-------- EXTRACTED DATA --------

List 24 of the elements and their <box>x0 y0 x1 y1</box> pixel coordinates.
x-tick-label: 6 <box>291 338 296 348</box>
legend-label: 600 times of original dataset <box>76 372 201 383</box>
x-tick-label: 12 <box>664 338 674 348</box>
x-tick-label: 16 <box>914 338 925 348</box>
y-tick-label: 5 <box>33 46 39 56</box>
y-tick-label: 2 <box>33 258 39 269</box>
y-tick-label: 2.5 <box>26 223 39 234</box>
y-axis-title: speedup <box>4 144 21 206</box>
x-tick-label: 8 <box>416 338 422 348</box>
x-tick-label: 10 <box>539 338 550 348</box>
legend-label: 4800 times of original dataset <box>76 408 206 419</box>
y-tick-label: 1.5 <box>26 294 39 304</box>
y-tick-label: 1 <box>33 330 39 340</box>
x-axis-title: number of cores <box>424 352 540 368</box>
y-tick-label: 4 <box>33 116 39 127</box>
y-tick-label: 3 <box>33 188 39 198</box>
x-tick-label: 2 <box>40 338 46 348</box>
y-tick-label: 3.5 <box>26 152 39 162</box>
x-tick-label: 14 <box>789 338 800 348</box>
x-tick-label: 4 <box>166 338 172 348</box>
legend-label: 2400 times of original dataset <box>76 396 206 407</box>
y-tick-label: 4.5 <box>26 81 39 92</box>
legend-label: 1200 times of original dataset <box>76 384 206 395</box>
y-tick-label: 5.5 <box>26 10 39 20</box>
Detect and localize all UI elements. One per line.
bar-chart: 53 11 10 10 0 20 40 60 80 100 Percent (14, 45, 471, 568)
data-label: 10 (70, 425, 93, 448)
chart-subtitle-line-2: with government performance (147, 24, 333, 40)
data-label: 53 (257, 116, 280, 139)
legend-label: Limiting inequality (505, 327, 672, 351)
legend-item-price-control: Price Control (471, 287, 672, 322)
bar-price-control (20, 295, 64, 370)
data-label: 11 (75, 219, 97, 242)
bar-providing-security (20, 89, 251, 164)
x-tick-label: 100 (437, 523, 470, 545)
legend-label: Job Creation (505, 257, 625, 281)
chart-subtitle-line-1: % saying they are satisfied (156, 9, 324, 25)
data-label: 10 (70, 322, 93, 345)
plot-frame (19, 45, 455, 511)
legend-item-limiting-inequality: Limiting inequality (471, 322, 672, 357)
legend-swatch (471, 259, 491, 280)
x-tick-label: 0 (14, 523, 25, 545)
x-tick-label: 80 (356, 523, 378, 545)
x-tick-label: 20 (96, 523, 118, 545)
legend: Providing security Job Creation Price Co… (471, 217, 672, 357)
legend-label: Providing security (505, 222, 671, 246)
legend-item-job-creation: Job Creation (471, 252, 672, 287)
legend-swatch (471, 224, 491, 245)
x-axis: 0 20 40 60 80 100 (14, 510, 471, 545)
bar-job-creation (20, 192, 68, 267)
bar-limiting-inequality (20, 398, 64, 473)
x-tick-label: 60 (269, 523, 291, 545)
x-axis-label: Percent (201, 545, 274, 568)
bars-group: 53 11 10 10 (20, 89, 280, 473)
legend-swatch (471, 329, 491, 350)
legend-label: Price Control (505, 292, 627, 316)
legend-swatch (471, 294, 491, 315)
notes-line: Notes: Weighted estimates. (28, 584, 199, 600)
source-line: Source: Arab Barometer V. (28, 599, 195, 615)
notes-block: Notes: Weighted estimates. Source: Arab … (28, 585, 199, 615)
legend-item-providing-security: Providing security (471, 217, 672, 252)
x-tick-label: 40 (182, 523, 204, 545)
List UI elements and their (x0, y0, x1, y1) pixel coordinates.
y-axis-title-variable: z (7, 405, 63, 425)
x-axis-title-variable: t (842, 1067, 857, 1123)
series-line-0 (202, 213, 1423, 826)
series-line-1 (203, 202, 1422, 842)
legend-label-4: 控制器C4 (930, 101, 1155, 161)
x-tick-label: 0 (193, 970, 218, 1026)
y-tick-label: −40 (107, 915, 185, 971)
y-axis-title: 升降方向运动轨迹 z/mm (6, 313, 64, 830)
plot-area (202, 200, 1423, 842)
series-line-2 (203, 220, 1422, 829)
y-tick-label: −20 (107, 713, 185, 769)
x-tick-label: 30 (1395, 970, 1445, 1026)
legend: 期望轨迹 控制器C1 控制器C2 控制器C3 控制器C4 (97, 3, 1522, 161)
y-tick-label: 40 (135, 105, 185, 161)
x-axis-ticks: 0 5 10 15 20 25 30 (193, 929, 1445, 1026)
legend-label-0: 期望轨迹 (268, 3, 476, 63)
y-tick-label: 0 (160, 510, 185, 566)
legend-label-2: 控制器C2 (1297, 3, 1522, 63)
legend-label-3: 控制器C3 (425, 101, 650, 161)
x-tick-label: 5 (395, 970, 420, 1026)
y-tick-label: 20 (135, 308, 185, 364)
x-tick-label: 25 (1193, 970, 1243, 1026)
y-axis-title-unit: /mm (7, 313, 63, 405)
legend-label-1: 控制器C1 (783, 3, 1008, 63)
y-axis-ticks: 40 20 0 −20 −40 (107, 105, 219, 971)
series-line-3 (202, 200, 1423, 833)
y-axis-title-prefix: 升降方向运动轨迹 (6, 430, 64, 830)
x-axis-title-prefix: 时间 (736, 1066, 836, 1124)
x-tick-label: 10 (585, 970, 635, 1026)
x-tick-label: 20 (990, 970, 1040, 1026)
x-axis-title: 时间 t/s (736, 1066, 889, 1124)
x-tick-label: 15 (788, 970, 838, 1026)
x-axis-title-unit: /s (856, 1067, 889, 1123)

--------

Reproduce every line of the listing above verbatim, changing nothing.

▸ FINAL ANSWER:
List 24 of the elements and their <box>x0 y0 x1 y1</box> pixel coordinates.
x-tick-label: 6 <box>291 338 296 348</box>
legend-label: 600 times of original dataset <box>76 372 201 383</box>
x-tick-label: 12 <box>664 338 674 348</box>
x-tick-label: 16 <box>914 338 925 348</box>
y-tick-label: 5 <box>33 46 39 56</box>
y-tick-label: 2 <box>33 258 39 269</box>
y-tick-label: 2.5 <box>26 223 39 234</box>
y-axis-title: speedup <box>4 144 21 206</box>
x-tick-label: 8 <box>416 338 422 348</box>
x-tick-label: 10 <box>539 338 550 348</box>
legend-label: 4800 times of original dataset <box>76 408 206 419</box>
y-tick-label: 1.5 <box>26 294 39 304</box>
y-tick-label: 1 <box>33 330 39 340</box>
x-axis-title: number of cores <box>424 352 540 368</box>
y-tick-label: 4 <box>33 116 39 127</box>
y-tick-label: 3 <box>33 188 39 198</box>
x-tick-label: 2 <box>40 338 46 348</box>
y-tick-label: 3.5 <box>26 152 39 162</box>
x-tick-label: 14 <box>789 338 800 348</box>
x-tick-label: 4 <box>166 338 172 348</box>
legend-label: 2400 times of original dataset <box>76 396 206 407</box>
y-tick-label: 4.5 <box>26 81 39 92</box>
legend-label: 1200 times of original dataset <box>76 384 206 395</box>
y-tick-label: 5.5 <box>26 10 39 20</box>
Detect and localize all UI elements. One per line.
bar-chart: 53 11 10 10 0 20 40 60 80 100 Percent (14, 45, 471, 568)
data-label: 10 (70, 425, 93, 448)
chart-subtitle-line-2: with government performance (147, 24, 333, 40)
data-label: 53 (257, 116, 280, 139)
legend-label: Limiting inequality (505, 327, 672, 351)
legend-item-price-control: Price Control (471, 287, 672, 322)
bar-price-control (20, 295, 64, 370)
data-label: 11 (75, 219, 97, 242)
bar-providing-security (20, 89, 251, 164)
x-tick-label: 100 (437, 523, 470, 545)
legend-label: Job Creation (505, 257, 625, 281)
chart-subtitle-line-1: % saying they are satisfied (156, 9, 324, 25)
data-label: 10 (70, 322, 93, 345)
plot-frame (19, 45, 455, 511)
legend-item-limiting-inequality: Limiting inequality (471, 322, 672, 357)
legend-swatch (471, 259, 491, 280)
x-tick-label: 0 (14, 523, 25, 545)
x-tick-label: 80 (356, 523, 378, 545)
x-tick-label: 20 (96, 523, 118, 545)
legend: Providing security Job Creation Price Co… (471, 217, 672, 357)
legend-label: Providing security (505, 222, 671, 246)
legend-item-job-creation: Job Creation (471, 252, 672, 287)
legend-swatch (471, 224, 491, 245)
x-axis: 0 20 40 60 80 100 (14, 510, 471, 545)
bar-job-creation (20, 192, 68, 267)
bar-limiting-inequality (20, 398, 64, 473)
x-tick-label: 60 (269, 523, 291, 545)
x-axis-label: Percent (201, 545, 274, 568)
bars-group: 53 11 10 10 (20, 89, 280, 473)
legend-swatch (471, 329, 491, 350)
legend-label: Price Control (505, 292, 627, 316)
legend-swatch (471, 294, 491, 315)
notes-line: Notes: Weighted estimates. (28, 584, 199, 600)
source-line: Source: Arab Barometer V. (28, 599, 195, 615)
notes-block: Notes: Weighted estimates. Source: Arab … (28, 585, 199, 615)
legend-item-providing-security: Providing security (471, 217, 672, 252)
x-tick-label: 40 (182, 523, 204, 545)
List UI elements and their (x0, y0, x1, y1) pixel coordinates.
y-axis-title-variable: z (7, 405, 63, 425)
x-axis-title-variable: t (842, 1067, 857, 1123)
series-line-0 (202, 213, 1423, 826)
series-line-1 (203, 202, 1422, 842)
legend-label-4: 控制器C4 (930, 101, 1155, 161)
x-tick-label: 0 (193, 970, 218, 1026)
y-tick-label: −40 (107, 915, 185, 971)
y-axis-title: 升降方向运动轨迹 z/mm (6, 313, 64, 830)
plot-area (202, 200, 1423, 842)
series-line-2 (203, 220, 1422, 829)
y-tick-label: −20 (107, 713, 185, 769)
x-tick-label: 30 (1395, 970, 1445, 1026)
legend: 期望轨迹 控制器C1 控制器C2 控制器C3 控制器C4 (97, 3, 1522, 161)
y-tick-label: 40 (135, 105, 185, 161)
x-axis-ticks: 0 5 10 15 20 25 30 (193, 929, 1445, 1026)
legend-label-0: 期望轨迹 (268, 3, 476, 63)
y-tick-label: 0 (160, 510, 185, 566)
legend-label-2: 控制器C2 (1297, 3, 1522, 63)
legend-label-3: 控制器C3 (425, 101, 650, 161)
x-tick-label: 5 (395, 970, 420, 1026)
y-tick-label: 20 (135, 308, 185, 364)
x-tick-label: 25 (1193, 970, 1243, 1026)
y-axis-title-unit: /mm (7, 313, 63, 405)
legend-label-1: 控制器C1 (783, 3, 1008, 63)
y-axis-ticks: 40 20 0 −20 −40 (107, 105, 219, 971)
series-line-3 (202, 200, 1423, 833)
y-axis-title-prefix: 升降方向运动轨迹 (6, 430, 64, 830)
x-axis-title-prefix: 时间 (736, 1066, 836, 1124)
x-tick-label: 10 (585, 970, 635, 1026)
x-tick-label: 20 (990, 970, 1040, 1026)
x-axis-title: 时间 t/s (736, 1066, 889, 1124)
x-tick-label: 15 (788, 970, 838, 1026)
x-axis-title-unit: /s (856, 1067, 889, 1123)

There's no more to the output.